_The problem_
Locate every line in the records below that contains the word "mesmo", and copy each one.

(Dataset items)
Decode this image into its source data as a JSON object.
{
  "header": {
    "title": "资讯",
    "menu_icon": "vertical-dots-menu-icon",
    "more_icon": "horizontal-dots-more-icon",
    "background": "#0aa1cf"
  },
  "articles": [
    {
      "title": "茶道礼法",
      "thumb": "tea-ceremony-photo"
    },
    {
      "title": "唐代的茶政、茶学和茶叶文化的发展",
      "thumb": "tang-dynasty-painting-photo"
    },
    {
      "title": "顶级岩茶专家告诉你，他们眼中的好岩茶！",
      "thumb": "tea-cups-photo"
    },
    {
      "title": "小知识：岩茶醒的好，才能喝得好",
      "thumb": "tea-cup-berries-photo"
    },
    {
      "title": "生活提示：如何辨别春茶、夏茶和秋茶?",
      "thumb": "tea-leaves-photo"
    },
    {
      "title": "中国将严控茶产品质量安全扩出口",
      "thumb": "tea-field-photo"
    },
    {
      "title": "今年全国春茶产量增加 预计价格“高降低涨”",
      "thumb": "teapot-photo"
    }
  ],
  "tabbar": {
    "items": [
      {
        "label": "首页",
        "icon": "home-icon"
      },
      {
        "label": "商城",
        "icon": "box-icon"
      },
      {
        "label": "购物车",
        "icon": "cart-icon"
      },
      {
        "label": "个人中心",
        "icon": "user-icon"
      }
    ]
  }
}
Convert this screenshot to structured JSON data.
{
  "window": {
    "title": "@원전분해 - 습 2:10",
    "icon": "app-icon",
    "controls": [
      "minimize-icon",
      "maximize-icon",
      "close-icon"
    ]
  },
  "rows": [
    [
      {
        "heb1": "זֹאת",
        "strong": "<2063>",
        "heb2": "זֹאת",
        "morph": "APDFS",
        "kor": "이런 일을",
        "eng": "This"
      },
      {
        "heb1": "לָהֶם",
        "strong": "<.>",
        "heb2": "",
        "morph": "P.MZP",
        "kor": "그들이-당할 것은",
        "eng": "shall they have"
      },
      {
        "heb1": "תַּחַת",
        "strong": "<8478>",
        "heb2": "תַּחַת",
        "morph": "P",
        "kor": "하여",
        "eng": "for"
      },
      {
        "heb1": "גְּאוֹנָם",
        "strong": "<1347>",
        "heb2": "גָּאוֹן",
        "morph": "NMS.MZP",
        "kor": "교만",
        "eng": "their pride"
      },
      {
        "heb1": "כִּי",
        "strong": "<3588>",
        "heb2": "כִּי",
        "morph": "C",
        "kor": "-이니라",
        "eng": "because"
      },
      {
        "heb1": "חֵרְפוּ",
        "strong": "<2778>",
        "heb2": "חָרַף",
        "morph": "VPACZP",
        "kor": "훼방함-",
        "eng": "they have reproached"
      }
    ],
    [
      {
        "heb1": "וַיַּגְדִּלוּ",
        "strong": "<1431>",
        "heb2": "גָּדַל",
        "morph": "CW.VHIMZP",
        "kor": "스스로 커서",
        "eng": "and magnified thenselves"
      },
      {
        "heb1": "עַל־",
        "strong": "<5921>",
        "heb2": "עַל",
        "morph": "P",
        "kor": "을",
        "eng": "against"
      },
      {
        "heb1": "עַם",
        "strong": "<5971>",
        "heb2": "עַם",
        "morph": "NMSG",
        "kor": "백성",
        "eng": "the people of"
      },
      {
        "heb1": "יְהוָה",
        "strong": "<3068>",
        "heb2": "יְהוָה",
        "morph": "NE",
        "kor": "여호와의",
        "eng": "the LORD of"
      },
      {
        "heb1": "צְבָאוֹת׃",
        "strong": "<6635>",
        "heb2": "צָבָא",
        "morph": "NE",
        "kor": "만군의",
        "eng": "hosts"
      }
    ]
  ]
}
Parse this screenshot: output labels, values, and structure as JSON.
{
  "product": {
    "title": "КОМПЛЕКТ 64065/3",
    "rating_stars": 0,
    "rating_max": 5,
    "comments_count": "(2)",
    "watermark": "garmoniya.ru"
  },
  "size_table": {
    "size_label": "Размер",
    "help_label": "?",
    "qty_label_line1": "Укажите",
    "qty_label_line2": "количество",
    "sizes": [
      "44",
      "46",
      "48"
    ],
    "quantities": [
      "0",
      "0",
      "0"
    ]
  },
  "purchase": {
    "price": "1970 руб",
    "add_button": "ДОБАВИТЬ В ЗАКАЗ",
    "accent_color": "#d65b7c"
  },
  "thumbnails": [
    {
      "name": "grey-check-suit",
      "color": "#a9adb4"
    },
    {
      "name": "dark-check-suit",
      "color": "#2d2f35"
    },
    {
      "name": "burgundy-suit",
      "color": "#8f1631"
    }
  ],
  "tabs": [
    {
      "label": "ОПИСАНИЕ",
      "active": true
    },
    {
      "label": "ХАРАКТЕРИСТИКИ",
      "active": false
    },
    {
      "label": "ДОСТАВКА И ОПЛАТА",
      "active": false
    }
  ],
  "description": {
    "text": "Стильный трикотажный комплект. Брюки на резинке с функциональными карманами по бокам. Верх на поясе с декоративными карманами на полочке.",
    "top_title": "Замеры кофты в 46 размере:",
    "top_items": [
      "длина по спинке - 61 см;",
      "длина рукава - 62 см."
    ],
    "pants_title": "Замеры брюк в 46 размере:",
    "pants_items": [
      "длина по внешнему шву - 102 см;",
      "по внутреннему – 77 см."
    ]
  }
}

---

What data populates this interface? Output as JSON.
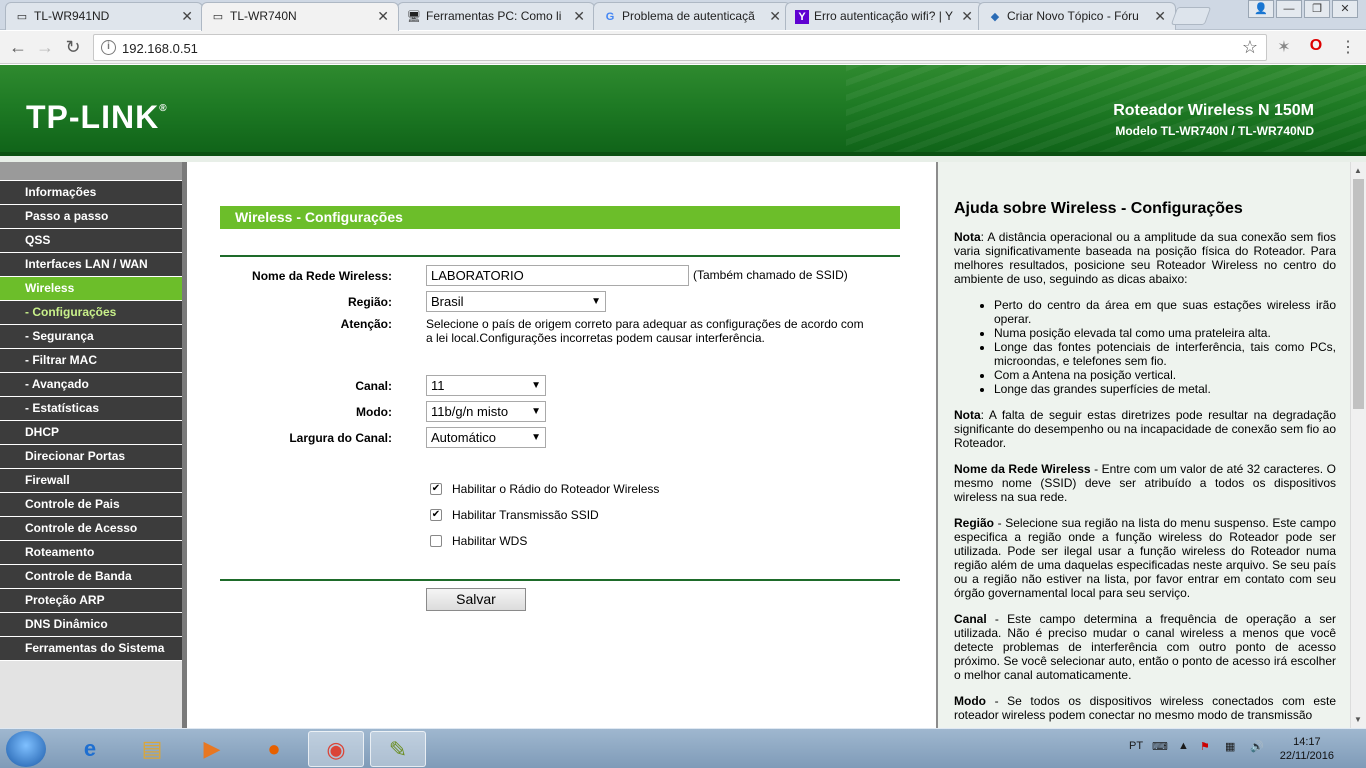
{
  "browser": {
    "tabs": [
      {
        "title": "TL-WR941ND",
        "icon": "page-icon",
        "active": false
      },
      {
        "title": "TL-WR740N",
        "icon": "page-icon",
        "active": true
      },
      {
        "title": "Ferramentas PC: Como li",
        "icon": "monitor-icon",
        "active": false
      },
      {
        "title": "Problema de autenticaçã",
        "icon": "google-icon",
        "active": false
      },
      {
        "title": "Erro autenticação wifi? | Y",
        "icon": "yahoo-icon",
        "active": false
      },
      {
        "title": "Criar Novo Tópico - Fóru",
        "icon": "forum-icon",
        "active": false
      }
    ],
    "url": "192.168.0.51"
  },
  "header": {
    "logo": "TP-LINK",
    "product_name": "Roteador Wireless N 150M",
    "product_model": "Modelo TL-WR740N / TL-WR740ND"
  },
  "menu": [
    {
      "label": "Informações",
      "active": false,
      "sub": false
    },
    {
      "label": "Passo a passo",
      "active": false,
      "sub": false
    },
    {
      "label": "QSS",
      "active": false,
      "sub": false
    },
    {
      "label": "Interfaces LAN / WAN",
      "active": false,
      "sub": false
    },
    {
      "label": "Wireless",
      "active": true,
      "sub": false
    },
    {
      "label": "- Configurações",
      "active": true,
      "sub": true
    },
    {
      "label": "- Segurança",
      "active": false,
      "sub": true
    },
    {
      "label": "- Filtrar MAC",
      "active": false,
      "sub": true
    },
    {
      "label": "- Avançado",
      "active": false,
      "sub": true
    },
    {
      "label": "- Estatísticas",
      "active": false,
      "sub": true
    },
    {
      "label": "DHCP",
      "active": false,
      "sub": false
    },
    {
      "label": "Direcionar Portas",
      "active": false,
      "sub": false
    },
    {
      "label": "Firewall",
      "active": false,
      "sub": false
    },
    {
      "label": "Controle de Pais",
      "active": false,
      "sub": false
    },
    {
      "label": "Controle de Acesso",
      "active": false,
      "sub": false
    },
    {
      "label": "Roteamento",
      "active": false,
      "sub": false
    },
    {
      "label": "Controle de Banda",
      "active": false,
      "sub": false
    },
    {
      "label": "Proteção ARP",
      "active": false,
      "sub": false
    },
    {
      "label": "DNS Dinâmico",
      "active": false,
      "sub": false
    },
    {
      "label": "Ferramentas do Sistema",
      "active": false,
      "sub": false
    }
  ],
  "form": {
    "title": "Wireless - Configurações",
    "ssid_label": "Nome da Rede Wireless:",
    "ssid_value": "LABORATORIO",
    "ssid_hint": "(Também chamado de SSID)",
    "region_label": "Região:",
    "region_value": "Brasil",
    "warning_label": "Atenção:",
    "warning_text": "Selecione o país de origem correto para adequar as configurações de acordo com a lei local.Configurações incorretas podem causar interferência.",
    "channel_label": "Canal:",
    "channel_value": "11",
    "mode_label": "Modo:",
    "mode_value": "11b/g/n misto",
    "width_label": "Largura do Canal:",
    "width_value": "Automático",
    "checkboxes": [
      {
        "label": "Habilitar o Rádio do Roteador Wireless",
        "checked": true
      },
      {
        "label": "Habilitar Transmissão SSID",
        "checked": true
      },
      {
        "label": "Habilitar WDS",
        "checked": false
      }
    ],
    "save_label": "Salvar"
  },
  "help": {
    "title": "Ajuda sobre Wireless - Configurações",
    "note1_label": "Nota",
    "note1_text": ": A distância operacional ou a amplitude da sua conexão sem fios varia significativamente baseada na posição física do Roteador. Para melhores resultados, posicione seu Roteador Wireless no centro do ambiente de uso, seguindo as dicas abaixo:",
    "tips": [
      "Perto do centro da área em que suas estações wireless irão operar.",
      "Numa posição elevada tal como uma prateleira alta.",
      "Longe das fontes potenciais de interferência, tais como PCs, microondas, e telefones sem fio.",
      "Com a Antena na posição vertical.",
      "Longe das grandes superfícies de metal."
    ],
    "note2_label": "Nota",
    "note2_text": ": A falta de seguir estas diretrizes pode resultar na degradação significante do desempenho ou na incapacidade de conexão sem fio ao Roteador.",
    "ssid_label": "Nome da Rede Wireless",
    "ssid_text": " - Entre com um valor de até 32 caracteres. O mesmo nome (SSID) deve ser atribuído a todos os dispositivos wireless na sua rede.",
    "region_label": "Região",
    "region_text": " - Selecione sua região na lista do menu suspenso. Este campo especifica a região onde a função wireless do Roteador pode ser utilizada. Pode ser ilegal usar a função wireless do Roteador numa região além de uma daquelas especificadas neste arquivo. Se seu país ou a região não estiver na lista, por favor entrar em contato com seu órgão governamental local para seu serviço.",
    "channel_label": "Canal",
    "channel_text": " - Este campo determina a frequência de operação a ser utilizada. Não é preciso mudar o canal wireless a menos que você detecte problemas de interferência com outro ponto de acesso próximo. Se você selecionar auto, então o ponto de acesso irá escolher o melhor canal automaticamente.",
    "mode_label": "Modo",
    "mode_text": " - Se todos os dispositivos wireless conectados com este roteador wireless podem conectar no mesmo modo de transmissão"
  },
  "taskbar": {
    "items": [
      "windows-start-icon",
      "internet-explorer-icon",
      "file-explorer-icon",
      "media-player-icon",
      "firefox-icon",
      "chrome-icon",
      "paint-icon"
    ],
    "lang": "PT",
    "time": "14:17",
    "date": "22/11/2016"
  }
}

_Reply_
    "ssid_text": " - Entre com um valor de até 32 caracteres. O mesmo nome (SSID) deve ser atribuído a todos os dispositivos wireless na sua rede.",
    "mode_text": " - Se todos os dispositivos wireless conectados com este roteador wireless podem conectar no mesmo modo de transmissão"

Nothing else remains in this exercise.